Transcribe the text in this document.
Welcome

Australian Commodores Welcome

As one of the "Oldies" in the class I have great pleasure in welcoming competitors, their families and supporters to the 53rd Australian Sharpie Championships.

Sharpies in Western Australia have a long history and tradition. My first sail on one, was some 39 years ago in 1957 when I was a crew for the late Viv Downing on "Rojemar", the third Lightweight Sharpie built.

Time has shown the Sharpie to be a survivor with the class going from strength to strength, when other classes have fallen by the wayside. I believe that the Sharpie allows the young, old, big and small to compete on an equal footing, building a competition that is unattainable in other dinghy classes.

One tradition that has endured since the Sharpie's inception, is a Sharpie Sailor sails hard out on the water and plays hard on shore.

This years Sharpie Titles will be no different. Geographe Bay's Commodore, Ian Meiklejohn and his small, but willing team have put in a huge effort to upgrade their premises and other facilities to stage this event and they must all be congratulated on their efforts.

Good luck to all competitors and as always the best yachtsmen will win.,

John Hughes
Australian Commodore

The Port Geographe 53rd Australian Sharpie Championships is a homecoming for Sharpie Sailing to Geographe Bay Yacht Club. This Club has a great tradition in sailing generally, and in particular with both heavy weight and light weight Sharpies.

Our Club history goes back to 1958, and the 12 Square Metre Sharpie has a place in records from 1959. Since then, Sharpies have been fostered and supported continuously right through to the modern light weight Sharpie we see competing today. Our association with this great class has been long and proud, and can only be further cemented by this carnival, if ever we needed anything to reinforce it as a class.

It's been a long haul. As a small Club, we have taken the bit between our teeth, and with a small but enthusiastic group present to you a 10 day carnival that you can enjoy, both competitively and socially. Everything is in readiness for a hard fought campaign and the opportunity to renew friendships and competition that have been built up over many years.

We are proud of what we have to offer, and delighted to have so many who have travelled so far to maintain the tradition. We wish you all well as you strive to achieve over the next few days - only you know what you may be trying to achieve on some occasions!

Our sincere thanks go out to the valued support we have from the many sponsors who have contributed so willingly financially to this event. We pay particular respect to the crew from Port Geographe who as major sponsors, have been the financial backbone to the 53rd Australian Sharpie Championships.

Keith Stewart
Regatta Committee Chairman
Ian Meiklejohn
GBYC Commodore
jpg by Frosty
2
..............................
▸ **What is expected**
The full set of records should be duplicated exactly.

▸ **Task response**
Transcribe the text in this document.
Welcome

Australian Commodores Welcome

As one of the "Oldies" in the class I have great pleasure in welcoming competitors, their families and supporters to the 53rd Australian Sharpie Championships.

Sharpies in Western Australia have a long history and tradition. My first sail on one, was some 39 years ago in 1957 when I was a crew for the late Viv Downing on "Rojemar", the third Lightweight Sharpie built.

Time has shown the Sharpie to be a survivor with the class going from strength to strength, when other classes have fallen by the wayside. I believe that the Sharpie allows the young, old, big and small to compete on an equal footing, building a competition that is unattainable in other dinghy classes.

One tradition that has endured since the Sharpie's inception, is a Sharpie Sailor sails hard out on the water and plays hard on shore.

This years Sharpie Titles will be no different. Geographe Bay's Commodore, Ian Meiklejohn and his small, but willing team have put in a huge effort to upgrade their premises and other facilities to stage this event and they must all be congratulated on their efforts.

Good luck to all competitors and as always the best yachtsmen will win.,

John Hughes
Australian Commodore

The Port Geographe 53rd Australian Sharpie Championships is a homecoming for Sharpie Sailing to Geographe Bay Yacht Club. This Club has a great tradition in sailing generally, and in particular with both heavy weight and light weight Sharpies.

Our Club history goes back to 1958, and the 12 Square Metre Sharpie has a place in records from 1959. Since then, Sharpies have been fostered and supported continuously right through to the modern light weight Sharpie we see competing today. Our association with this great class has been long and proud, and can only be further cemented by this carnival, if ever we needed anything to reinforce it as a class.

It's been a long haul. As a small Club, we have taken the bit between our teeth, and with a small but enthusiastic group present to you a 10 day carnival that you can enjoy, both competitively and socially. Everything is in readiness for a hard fought campaign and the opportunity to renew friendships and competition that have been built up over many years.

We are proud of what we have to offer, and delighted to have so many who have travelled so far to maintain the tradition. We wish you all well as you strive to achieve over the next few days - only you know what you may be trying to achieve on some occasions!

Our sincere thanks go out to the valued support we have from the many sponsors who have contributed so willingly financially to this event. We pay particular respect to the crew from Port Geographe who as major sponsors, have been the financial backbone to the 53rd Australian Sharpie Championships.

Keith Stewart
Regatta Committee Chairman
Ian Meiklejohn
GBYC Commodore
jpg by Frosty
2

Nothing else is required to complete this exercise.